Task goal. Recast the records as a Markdown table with a "Row" column for the row number and an "Entry" column for the line, leaving out blank lines. Begin at the start of the records and stop after the line that contains "mixing-ratio-label: 3 bbox=[338, 610, 345, 624]".

Records to use.
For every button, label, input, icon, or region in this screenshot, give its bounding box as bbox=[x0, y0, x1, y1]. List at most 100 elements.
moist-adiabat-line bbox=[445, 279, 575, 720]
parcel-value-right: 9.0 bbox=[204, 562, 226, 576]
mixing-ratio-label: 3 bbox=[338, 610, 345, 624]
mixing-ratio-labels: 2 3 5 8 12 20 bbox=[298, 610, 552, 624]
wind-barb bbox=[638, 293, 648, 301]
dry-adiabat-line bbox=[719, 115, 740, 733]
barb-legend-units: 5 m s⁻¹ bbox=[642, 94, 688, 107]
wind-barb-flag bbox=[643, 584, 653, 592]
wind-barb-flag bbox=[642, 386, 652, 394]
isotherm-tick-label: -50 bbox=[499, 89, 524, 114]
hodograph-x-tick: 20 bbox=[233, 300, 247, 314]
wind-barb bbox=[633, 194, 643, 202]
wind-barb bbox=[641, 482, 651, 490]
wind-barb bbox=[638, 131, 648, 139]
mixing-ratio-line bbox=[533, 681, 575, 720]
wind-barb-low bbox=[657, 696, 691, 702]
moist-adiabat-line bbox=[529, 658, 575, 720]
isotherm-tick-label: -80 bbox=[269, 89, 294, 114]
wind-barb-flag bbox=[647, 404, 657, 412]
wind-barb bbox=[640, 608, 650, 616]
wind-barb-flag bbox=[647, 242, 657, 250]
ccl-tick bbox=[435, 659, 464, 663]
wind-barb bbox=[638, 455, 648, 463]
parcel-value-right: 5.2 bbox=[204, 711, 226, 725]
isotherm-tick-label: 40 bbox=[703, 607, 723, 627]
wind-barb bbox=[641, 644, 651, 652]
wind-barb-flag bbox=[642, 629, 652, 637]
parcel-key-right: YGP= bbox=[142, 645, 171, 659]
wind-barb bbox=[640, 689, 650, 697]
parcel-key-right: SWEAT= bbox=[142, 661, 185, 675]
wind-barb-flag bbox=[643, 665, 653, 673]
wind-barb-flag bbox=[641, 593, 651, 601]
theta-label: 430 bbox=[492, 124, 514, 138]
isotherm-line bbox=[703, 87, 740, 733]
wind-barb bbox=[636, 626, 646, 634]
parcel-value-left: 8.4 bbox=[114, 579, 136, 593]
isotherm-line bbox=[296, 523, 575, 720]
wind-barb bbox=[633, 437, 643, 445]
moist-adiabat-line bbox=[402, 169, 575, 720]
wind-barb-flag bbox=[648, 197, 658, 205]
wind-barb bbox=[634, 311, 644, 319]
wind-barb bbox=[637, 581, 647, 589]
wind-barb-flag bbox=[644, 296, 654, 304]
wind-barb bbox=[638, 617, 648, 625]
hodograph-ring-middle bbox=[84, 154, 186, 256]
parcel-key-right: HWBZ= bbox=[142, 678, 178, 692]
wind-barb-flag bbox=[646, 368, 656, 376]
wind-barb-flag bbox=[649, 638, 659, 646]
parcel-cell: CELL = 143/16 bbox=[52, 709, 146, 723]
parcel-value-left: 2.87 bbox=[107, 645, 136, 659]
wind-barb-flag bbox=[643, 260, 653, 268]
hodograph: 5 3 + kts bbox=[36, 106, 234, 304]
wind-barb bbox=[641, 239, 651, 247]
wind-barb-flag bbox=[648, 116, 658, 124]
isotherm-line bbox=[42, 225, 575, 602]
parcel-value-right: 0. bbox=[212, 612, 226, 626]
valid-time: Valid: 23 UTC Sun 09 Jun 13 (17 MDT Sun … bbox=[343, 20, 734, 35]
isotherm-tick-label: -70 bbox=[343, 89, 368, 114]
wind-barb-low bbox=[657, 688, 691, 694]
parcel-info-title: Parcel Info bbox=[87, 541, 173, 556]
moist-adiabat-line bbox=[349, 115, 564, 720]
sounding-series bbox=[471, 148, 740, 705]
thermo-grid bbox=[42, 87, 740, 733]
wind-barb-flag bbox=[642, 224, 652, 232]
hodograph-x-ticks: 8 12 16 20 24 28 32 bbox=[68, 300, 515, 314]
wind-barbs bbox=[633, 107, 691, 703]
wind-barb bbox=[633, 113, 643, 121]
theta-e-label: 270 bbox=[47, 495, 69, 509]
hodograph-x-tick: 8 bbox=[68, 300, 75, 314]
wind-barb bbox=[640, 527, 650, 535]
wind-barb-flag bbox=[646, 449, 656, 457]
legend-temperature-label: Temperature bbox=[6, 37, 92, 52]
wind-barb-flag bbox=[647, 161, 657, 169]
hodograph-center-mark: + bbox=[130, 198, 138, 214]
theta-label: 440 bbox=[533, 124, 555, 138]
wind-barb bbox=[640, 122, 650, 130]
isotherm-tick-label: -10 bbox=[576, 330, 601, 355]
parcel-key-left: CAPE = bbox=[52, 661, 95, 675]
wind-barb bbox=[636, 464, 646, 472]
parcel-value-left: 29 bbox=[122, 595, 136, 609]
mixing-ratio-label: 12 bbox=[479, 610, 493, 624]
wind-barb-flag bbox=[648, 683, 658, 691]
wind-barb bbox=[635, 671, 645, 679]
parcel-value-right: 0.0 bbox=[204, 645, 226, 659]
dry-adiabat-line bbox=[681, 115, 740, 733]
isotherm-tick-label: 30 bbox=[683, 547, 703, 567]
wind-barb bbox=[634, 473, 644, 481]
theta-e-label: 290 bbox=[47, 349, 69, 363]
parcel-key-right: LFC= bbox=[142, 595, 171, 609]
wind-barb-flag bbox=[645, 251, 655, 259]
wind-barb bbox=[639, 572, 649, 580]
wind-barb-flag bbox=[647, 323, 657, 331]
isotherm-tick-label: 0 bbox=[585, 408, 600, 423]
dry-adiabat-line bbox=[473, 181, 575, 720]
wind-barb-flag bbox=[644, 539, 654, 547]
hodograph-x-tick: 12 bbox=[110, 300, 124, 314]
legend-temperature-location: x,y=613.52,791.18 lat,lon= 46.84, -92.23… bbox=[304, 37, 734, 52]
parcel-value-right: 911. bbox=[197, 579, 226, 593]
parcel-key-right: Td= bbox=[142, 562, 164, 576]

Answer to the exercise.
| Row | Entry |
|---|---|
| 1 | For every button, label, input, icon, or region in this screenshot, give its bounding box as bbox=[x0, y0, x1, y1]. List at most 100 elements. |
| 2 | moist-adiabat-line bbox=[445, 279, 575, 720] |
| 3 | parcel-value-right: 9.0 bbox=[204, 562, 226, 576] |
| 4 | mixing-ratio-label: 3 bbox=[338, 610, 345, 624] |